Dataset excerpts:
++++++

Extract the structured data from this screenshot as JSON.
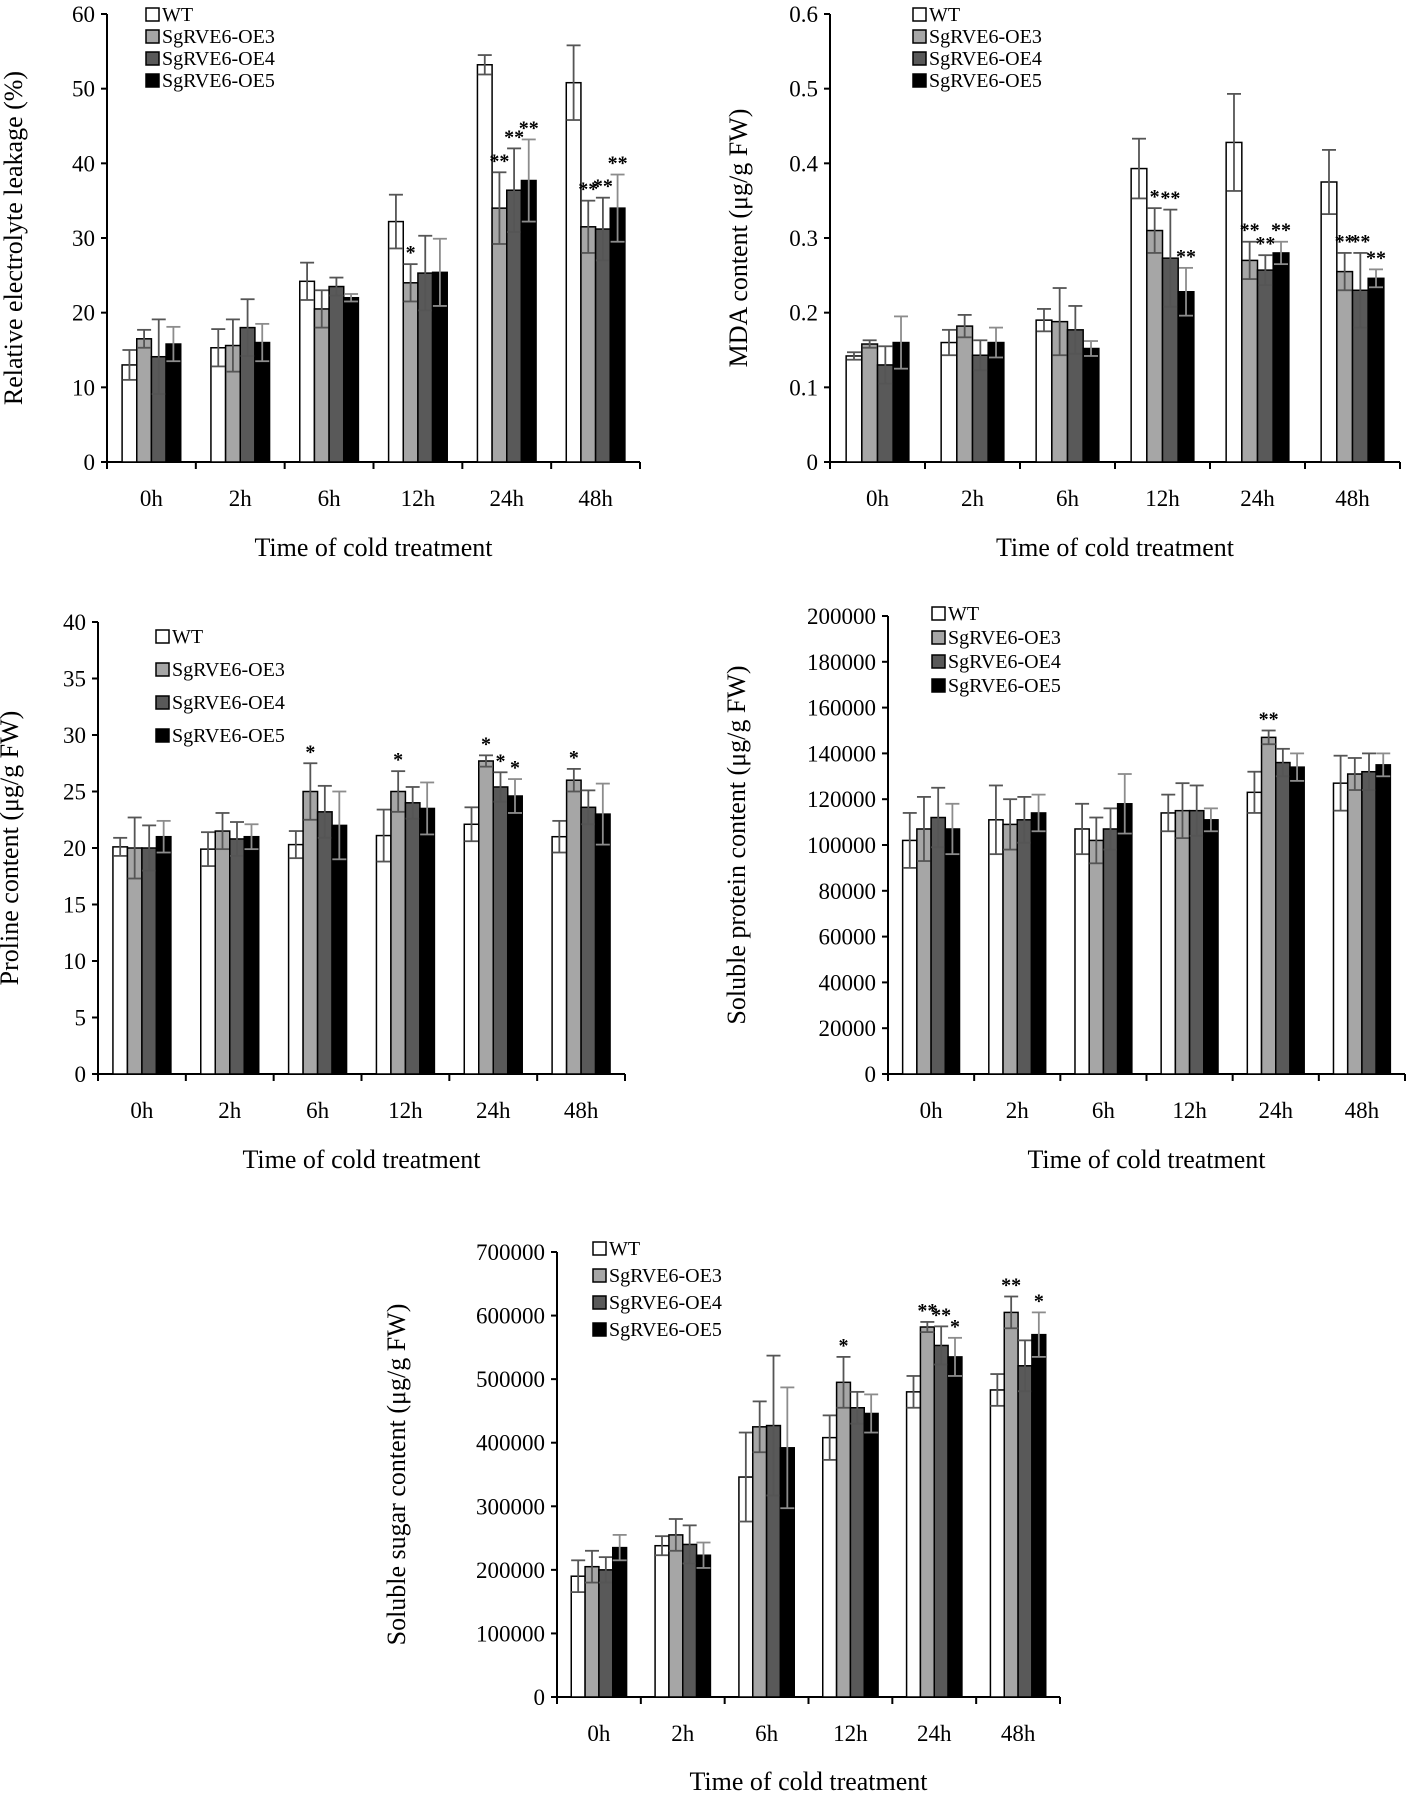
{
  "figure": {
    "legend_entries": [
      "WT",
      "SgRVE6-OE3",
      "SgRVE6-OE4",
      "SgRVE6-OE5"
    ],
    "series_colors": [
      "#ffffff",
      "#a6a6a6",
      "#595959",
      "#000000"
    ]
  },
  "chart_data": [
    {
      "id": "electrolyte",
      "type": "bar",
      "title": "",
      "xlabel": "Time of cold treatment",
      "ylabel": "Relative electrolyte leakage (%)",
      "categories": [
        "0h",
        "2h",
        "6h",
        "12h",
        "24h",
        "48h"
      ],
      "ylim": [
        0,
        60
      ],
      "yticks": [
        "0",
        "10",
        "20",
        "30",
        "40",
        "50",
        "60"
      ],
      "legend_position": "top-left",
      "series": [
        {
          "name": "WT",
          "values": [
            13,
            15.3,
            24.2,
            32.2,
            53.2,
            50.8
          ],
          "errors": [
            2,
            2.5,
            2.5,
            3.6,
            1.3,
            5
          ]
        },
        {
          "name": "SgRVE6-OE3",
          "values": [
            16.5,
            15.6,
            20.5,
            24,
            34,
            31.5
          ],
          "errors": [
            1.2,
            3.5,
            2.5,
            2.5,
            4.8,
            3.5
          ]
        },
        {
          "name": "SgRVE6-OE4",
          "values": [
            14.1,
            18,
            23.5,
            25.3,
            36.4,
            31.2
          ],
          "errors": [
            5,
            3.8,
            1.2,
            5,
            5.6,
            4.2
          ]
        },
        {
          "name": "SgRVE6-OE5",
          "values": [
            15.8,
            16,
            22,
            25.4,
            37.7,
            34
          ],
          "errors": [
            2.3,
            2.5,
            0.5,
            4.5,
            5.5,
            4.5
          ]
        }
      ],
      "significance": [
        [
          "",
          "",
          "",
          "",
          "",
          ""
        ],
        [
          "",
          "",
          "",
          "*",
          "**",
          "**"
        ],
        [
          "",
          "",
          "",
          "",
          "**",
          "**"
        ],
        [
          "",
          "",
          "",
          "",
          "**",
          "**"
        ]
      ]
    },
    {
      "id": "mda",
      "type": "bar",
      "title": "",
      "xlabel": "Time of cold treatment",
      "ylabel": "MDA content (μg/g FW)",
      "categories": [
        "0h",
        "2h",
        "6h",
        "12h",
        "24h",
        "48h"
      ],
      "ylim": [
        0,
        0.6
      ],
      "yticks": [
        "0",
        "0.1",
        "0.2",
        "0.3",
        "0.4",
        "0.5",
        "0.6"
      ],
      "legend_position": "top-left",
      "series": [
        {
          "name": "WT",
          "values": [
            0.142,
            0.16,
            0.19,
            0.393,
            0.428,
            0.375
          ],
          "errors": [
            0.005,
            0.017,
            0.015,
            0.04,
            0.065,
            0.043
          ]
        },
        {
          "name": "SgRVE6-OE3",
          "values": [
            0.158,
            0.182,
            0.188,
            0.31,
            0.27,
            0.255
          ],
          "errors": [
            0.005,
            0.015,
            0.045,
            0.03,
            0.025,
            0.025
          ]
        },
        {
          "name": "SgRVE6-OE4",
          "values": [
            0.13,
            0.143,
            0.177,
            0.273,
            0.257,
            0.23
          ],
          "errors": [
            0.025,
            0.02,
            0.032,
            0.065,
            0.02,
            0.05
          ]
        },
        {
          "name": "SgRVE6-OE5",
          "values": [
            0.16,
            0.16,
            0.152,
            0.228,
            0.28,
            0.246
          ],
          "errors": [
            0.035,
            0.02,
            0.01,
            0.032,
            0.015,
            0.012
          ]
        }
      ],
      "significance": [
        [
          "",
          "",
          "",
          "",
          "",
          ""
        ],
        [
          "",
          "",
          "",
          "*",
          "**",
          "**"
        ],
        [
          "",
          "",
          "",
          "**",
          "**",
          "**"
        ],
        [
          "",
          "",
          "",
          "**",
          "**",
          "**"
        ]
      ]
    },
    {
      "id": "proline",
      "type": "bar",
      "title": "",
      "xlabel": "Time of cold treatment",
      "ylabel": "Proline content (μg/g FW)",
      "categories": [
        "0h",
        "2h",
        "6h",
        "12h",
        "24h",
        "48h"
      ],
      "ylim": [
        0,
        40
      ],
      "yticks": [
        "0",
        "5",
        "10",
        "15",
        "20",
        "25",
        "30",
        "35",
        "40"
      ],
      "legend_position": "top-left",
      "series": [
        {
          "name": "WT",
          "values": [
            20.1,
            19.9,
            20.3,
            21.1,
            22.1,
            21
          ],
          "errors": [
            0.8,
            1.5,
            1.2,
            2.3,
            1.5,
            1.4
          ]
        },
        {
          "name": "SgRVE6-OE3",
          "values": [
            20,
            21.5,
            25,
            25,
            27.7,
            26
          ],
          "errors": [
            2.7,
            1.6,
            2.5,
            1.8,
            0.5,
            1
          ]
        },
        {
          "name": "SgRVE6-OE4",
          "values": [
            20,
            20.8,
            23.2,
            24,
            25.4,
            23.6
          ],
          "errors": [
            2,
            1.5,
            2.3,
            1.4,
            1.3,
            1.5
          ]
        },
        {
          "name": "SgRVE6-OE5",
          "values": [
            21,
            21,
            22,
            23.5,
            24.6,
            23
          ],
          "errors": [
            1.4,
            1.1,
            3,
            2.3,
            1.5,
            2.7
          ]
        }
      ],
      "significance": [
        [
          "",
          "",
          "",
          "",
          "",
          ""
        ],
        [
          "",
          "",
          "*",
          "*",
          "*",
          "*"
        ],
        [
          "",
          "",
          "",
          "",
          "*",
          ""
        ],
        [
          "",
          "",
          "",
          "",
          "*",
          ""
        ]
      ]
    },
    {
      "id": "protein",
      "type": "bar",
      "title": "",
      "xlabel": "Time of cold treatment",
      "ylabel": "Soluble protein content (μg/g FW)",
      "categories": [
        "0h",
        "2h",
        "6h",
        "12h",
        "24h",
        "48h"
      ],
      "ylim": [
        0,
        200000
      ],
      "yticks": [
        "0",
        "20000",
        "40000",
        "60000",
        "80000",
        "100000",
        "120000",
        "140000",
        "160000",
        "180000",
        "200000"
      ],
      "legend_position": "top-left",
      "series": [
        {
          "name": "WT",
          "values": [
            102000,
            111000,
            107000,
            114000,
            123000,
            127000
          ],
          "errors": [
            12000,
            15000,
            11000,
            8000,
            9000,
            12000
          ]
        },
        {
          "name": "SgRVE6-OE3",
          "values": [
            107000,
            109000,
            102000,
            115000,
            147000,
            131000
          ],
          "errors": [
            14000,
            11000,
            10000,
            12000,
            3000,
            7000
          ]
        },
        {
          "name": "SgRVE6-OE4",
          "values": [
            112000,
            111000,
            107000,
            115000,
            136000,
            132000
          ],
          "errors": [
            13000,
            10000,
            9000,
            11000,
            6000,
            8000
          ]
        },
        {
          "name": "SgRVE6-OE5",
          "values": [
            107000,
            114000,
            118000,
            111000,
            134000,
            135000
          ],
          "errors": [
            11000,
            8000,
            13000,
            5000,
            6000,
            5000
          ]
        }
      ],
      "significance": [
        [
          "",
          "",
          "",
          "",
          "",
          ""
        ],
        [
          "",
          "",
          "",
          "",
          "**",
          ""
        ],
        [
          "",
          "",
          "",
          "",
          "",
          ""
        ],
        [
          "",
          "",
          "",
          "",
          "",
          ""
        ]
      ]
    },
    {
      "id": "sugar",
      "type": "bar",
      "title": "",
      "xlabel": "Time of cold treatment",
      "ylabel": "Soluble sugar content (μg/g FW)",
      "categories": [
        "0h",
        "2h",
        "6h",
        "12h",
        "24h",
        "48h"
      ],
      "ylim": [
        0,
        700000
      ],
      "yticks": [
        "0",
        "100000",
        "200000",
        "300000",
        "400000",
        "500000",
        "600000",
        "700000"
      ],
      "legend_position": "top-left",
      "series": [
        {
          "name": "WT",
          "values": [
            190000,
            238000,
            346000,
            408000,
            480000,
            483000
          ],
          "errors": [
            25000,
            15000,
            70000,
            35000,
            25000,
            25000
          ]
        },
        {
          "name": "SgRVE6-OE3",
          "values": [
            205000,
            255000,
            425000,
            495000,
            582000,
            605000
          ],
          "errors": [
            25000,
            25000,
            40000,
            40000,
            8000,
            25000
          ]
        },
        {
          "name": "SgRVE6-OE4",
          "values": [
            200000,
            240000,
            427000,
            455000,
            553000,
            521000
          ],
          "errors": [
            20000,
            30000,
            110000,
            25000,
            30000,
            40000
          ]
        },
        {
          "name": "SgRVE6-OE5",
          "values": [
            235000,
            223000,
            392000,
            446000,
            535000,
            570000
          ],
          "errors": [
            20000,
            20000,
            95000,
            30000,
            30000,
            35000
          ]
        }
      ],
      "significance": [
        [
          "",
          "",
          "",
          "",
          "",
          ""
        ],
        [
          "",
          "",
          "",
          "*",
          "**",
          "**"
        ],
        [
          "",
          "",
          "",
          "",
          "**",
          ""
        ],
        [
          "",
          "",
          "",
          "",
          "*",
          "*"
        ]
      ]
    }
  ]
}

++++++

# Task instructions
The lines above that hold the string "ylabel" are to be located and copied.

# Answer for this exercise
      "ylabel": "Relative electrolyte leakage (%)",
      "ylabel": "MDA content (μg/g FW)",
      "ylabel": "Proline content (μg/g FW)",
      "ylabel": "Soluble protein content (μg/g FW)",
      "ylabel": "Soluble sugar content (μg/g FW)",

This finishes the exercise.